- _Task to complete_
Can you restate the records below word for word?

- _Exercise material_

* Begin *

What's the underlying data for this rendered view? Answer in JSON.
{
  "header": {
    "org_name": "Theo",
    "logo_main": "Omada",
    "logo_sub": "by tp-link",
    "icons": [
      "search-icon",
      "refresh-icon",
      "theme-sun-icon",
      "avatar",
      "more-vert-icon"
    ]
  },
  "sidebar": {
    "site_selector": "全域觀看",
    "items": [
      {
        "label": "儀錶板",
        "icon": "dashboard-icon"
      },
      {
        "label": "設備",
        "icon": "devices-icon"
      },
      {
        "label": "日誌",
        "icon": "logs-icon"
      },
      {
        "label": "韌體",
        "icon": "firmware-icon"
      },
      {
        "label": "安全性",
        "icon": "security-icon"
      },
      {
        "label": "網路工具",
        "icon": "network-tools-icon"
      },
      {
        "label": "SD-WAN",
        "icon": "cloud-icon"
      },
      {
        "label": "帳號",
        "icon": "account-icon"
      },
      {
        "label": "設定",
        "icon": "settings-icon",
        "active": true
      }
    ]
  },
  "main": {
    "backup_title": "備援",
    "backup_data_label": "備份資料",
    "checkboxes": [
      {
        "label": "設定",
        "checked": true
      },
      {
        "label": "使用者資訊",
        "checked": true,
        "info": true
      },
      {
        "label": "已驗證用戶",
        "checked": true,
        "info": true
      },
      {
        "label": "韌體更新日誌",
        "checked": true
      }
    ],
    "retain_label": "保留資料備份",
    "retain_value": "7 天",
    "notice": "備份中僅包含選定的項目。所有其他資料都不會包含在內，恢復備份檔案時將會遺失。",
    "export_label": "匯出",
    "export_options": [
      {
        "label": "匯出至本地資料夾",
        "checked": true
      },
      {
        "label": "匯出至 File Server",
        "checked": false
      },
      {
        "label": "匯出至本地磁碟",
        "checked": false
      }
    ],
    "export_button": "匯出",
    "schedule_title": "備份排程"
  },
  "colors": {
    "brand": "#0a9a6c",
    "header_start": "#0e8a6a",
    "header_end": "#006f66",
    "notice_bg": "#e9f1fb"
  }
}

* End *

- _Correct result_
What's the underlying data for this rendered view? Answer in JSON.
{
  "header": {
    "org_name": "Theo",
    "logo_main": "Omada",
    "logo_sub": "by tp-link",
    "icons": [
      "search-icon",
      "refresh-icon",
      "theme-sun-icon",
      "avatar",
      "more-vert-icon"
    ]
  },
  "sidebar": {
    "site_selector": "全域觀看",
    "items": [
      {
        "label": "儀錶板",
        "icon": "dashboard-icon"
      },
      {
        "label": "設備",
        "icon": "devices-icon"
      },
      {
        "label": "日誌",
        "icon": "logs-icon"
      },
      {
        "label": "韌體",
        "icon": "firmware-icon"
      },
      {
        "label": "安全性",
        "icon": "security-icon"
      },
      {
        "label": "網路工具",
        "icon": "network-tools-icon"
      },
      {
        "label": "SD-WAN",
        "icon": "cloud-icon"
      },
      {
        "label": "帳號",
        "icon": "account-icon"
      },
      {
        "label": "設定",
        "icon": "settings-icon",
        "active": true
      }
    ]
  },
  "main": {
    "backup_title": "備援",
    "backup_data_label": "備份資料",
    "checkboxes": [
      {
        "label": "設定",
        "checked": true
      },
      {
        "label": "使用者資訊",
        "checked": true,
        "info": true
      },
      {
        "label": "已驗證用戶",
        "checked": true,
        "info": true
      },
      {
        "label": "韌體更新日誌",
        "checked": true
      }
    ],
    "retain_label": "保留資料備份",
    "retain_value": "7 天",
    "notice": "備份中僅包含選定的項目。所有其他資料都不會包含在內，恢復備份檔案時將會遺失。",
    "export_label": "匯出",
    "export_options": [
      {
        "label": "匯出至本地資料夾",
        "checked": true
      },
      {
        "label": "匯出至 File Server",
        "checked": false
      },
      {
        "label": "匯出至本地磁碟",
        "checked": false
      }
    ],
    "export_button": "匯出",
    "schedule_title": "備份排程"
  },
  "colors": {
    "brand": "#0a9a6c",
    "header_start": "#0e8a6a",
    "header_end": "#006f66",
    "notice_bg": "#e9f1fb"
  }
}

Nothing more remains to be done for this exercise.